• [Exercise task] Below are some records. Copy every line in them that holds "及其修改单等标准".

[Data entries]
— begin —

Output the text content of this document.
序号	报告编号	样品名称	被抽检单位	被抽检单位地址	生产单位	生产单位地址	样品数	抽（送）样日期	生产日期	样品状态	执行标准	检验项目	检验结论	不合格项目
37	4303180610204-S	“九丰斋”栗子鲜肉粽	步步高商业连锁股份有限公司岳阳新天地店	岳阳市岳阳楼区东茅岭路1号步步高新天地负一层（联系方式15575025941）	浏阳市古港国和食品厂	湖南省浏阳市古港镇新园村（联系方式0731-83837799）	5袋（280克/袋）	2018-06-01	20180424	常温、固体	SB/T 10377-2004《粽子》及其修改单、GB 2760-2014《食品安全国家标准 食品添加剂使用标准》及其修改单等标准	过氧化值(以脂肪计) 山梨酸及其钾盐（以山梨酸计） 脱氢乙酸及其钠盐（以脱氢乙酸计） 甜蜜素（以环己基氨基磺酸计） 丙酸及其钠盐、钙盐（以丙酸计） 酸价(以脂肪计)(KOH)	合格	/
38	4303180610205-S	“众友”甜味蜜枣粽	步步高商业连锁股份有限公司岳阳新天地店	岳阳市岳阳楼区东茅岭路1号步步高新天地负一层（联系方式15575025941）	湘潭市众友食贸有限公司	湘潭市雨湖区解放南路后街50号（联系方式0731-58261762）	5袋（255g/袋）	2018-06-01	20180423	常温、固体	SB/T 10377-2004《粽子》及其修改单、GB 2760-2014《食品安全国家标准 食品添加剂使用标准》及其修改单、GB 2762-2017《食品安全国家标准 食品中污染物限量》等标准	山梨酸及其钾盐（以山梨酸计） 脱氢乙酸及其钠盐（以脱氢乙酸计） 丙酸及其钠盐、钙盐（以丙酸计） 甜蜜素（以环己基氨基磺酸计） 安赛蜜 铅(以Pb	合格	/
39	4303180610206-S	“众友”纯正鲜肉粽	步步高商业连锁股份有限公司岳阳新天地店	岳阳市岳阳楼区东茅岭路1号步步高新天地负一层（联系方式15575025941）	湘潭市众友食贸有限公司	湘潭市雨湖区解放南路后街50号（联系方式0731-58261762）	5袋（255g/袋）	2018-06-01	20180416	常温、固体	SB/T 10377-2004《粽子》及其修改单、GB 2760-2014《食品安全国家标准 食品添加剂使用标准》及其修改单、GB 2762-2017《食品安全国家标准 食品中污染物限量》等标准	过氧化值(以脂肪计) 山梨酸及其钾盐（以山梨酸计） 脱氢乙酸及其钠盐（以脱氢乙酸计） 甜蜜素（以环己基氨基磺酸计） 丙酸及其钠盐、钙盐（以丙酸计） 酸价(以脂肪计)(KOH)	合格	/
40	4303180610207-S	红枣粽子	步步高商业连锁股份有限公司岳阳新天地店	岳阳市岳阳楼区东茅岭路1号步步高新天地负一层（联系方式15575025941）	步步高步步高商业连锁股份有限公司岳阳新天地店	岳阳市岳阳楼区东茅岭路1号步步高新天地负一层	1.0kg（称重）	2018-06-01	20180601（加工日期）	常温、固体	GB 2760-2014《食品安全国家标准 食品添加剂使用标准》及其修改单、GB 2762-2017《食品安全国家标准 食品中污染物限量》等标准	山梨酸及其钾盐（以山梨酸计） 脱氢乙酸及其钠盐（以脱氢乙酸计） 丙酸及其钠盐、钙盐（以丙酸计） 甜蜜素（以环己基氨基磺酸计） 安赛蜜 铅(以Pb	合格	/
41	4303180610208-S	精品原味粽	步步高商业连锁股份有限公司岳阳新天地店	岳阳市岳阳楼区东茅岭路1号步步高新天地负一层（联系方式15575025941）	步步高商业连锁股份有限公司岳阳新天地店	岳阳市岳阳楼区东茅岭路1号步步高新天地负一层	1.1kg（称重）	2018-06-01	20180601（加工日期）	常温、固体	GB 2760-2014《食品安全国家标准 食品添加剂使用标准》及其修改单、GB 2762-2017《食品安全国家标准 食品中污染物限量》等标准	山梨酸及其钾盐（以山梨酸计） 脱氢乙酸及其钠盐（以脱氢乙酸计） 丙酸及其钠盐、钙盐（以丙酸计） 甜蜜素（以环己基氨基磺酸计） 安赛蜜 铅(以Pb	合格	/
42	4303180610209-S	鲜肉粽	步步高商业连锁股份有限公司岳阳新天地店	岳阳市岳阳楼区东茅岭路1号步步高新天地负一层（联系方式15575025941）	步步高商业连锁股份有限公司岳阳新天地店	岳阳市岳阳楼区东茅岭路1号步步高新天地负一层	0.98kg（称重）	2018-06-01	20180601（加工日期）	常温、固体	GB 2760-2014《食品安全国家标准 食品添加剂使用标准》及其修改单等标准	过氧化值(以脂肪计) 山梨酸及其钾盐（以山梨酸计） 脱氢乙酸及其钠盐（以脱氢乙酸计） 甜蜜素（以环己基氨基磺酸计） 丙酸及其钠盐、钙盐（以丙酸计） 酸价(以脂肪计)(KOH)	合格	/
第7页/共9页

— end —

• [Solved problem]
37	4303180610204-S	“九丰斋”栗子鲜肉粽	步步高商业连锁股份有限公司岳阳新天地店	岳阳市岳阳楼区东茅岭路1号步步高新天地负一层（联系方式15575025941）	浏阳市古港国和食品厂	湖南省浏阳市古港镇新园村（联系方式0731-83837799）	5袋（280克/袋）	2018-06-01	20180424	常温、固体	SB/T 10377-2004《粽子》及其修改单、GB 2760-2014《食品安全国家标准 食品添加剂使用标准》及其修改单等标准	过氧化值(以脂肪计) 山梨酸及其钾盐（以山梨酸计） 脱氢乙酸及其钠盐（以脱氢乙酸计） 甜蜜素（以环己基氨基磺酸计） 丙酸及其钠盐、钙盐（以丙酸计） 酸价(以脂肪计)(KOH)	合格	/
42	4303180610209-S	鲜肉粽	步步高商业连锁股份有限公司岳阳新天地店	岳阳市岳阳楼区东茅岭路1号步步高新天地负一层（联系方式15575025941）	步步高商业连锁股份有限公司岳阳新天地店	岳阳市岳阳楼区东茅岭路1号步步高新天地负一层	0.98kg（称重）	2018-06-01	20180601（加工日期）	常温、固体	GB 2760-2014《食品安全国家标准 食品添加剂使用标准》及其修改单等标准	过氧化值(以脂肪计) 山梨酸及其钾盐（以山梨酸计） 脱氢乙酸及其钠盐（以脱氢乙酸计） 甜蜜素（以环己基氨基磺酸计） 丙酸及其钠盐、钙盐（以丙酸计） 酸价(以脂肪计)(KOH)	合格	/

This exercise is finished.